Cosa l’ha soddisfatta di più e cosa invece vorrebbe vedere di diverso anche in vista della prossima stagione?
«Sono veramente orgoglioso di aver lavorato con questo gruppo di persone, a partite dai giocatori, passando per il nostro allenatore e finendo con il Presidente, e doppiamente soddisfatto per essere riusciti a creare un gruppo e un sistema di lavoro che ha fatto la differenza. Questo, il modus operandi di questa stagione, è quello che condividerò con il Presidente Toti suggerendo di provare a replicarlo nella pianificazione del prossimo futuro avendo funzionato molto bene».
Il futuro immediato sono quindi i playoff. Come si affrontano?
«Mi piacerebbe moltissimo vedere il Palazzetto dello Sport sold out perché i ragazzi se lo meriterebbero, per quello che mettono in campo. Mi vengono in mente i cinque tuffi sul parquet di Siena nella stessa azione da parte dei nostri giocatori: vi assicuro che non lasceranno nulla di intentato e che prima di uscire sconfitti dal campo avranno dato tutto. Non saremo la squadra più forte, ma abbiamo qualcosa che molti non hanno: umiltà, passione, piacere a giocare l’un per l’altro, merito di ragazzi straordinari ma anche di uno staff tecnico che ha creato il terreno perché ciò accadesse e di un gruppo di lavoro societario che ha coltivato questa terra giorno dopo giorno».
Parlando più in generale cosa ha detto questa stagione di A2? Che impressioni ha avuto dal campionato?
«Ha detto che ci sono tante piazze che meriterebbero la promozione in Serie A quando invece sarà una sola per le 32 partecipanti, ovvero il 3% di possibilità. Qualcosa di inconcepibile soprattutto se si pensa che alle spalle di ogni club ci sono proprietari che investono risorse importanti. Voi investireste in qualcosa che ha il 3% di possibilità di successo? Ecco, credo allo stesso tempo che questo campionato sia stato equilibrato ma purtroppo di un livello sempre in calando in quanto non vi è un numero sufficiente di giocatori italiani di livello omogeneo per le 32 squadre. Allargare la A2 ha fatto sì che il livello della lega si sia avvicinato di più a quello del terzo campionato. Ci sarebbero molte regole da cambiare ma onestamente non vedo molto interesse e collaborazione in questo».
Questa settimana andrà a Roseto per le Finali Scudetto under 20 Eccellenza: qual è attualmente la qualità dei giovani giocatori italiani? Come giudichi il movimento italiano giovanile sia a livello di settore nazionale che di club?
«La qualità dei giovani italiani è nelle media degli ultimi 4-5 anni. Purtroppo questa media non è molto alta e a mio parere le ragioni provengono da più lontano, dall’errore del protezionismo dei posti di lavoro in Serie A, dalla mancanza di vincoli e incentivi per favorire gli investimenti nei settori giovanili. Il discorso sarebbe molto lungo. Mi auguro di vedere qualche squadra audace a queste finali nazionali e non solo miniature di squadre di EuroLeague che giocano “di sistema” o speculano sull’avversaria. Mi piacerebbe rivedere una finale come quelle degli anni ’80 quando Antonello Riva da una parte faceva 52 punti e Davide Turel 58 dall’altra in una finale finita oltre i 100 punti, perché nelle giovanili bisognerebbe dare libero sfogo al talento e non la strozzatura dello stesso».

# OBIETTIVO DELL'ESERCIZIO:
Risponda brevemente alle seguenti domande sull'intervista.
(a) Quante squadre partecipano al campionato di A2?
(b) In quale località si svolgono le Finali Scudetto under 20 Eccellenza?
(c) Quanti punti segnò Davide Turel nella finale degli anni '80 ricordata nel testo?

# I DATI:
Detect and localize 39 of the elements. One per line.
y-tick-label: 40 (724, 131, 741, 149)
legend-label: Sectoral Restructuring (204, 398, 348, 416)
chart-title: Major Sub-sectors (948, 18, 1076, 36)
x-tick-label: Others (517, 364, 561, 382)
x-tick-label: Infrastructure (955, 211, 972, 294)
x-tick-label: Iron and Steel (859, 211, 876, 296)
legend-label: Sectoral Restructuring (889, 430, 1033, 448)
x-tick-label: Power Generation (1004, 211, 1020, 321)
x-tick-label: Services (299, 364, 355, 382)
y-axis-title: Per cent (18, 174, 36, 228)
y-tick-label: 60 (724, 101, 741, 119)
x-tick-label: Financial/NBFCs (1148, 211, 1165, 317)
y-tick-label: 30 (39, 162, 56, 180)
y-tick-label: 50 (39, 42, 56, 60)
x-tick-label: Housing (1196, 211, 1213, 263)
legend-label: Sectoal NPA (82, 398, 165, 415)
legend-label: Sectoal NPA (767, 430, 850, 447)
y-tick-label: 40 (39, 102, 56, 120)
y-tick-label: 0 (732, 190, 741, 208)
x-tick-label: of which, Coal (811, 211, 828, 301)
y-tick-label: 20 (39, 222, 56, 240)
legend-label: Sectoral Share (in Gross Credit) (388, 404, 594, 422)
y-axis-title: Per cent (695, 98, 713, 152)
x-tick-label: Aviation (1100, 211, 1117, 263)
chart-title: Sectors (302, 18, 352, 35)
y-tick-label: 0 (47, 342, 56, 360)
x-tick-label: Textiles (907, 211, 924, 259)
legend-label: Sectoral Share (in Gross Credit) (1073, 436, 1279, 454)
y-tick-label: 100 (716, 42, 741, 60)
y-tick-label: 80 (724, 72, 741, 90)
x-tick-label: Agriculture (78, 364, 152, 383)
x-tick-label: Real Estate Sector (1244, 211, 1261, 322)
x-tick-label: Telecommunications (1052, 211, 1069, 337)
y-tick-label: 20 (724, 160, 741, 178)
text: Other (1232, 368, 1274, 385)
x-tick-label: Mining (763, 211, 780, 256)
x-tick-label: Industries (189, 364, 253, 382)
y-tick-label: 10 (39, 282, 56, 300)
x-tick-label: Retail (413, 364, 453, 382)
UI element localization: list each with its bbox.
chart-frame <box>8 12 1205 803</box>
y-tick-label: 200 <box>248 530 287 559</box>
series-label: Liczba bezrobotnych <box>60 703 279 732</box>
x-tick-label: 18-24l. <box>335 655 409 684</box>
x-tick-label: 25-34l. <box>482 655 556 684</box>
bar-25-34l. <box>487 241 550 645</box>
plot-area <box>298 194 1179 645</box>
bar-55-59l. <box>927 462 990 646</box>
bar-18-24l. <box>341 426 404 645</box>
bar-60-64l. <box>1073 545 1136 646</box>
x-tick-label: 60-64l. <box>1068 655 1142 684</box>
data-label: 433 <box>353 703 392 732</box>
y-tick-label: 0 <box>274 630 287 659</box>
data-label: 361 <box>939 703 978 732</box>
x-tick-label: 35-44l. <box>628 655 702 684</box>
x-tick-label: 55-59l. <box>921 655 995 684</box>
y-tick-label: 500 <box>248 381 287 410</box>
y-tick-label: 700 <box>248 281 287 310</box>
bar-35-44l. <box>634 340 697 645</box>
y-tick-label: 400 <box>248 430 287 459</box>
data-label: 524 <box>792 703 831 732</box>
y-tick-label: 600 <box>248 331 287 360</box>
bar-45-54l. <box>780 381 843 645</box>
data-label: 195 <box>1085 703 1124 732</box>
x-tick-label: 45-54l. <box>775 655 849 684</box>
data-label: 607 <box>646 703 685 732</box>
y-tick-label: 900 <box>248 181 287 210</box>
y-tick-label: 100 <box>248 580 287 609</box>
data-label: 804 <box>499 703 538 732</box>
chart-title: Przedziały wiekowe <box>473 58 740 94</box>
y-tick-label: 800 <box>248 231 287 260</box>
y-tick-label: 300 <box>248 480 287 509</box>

# RISULTATO DELL'ESERCIZIO:
(a) 32 squadre.
(b) A Roseto.
(c) 58 punti.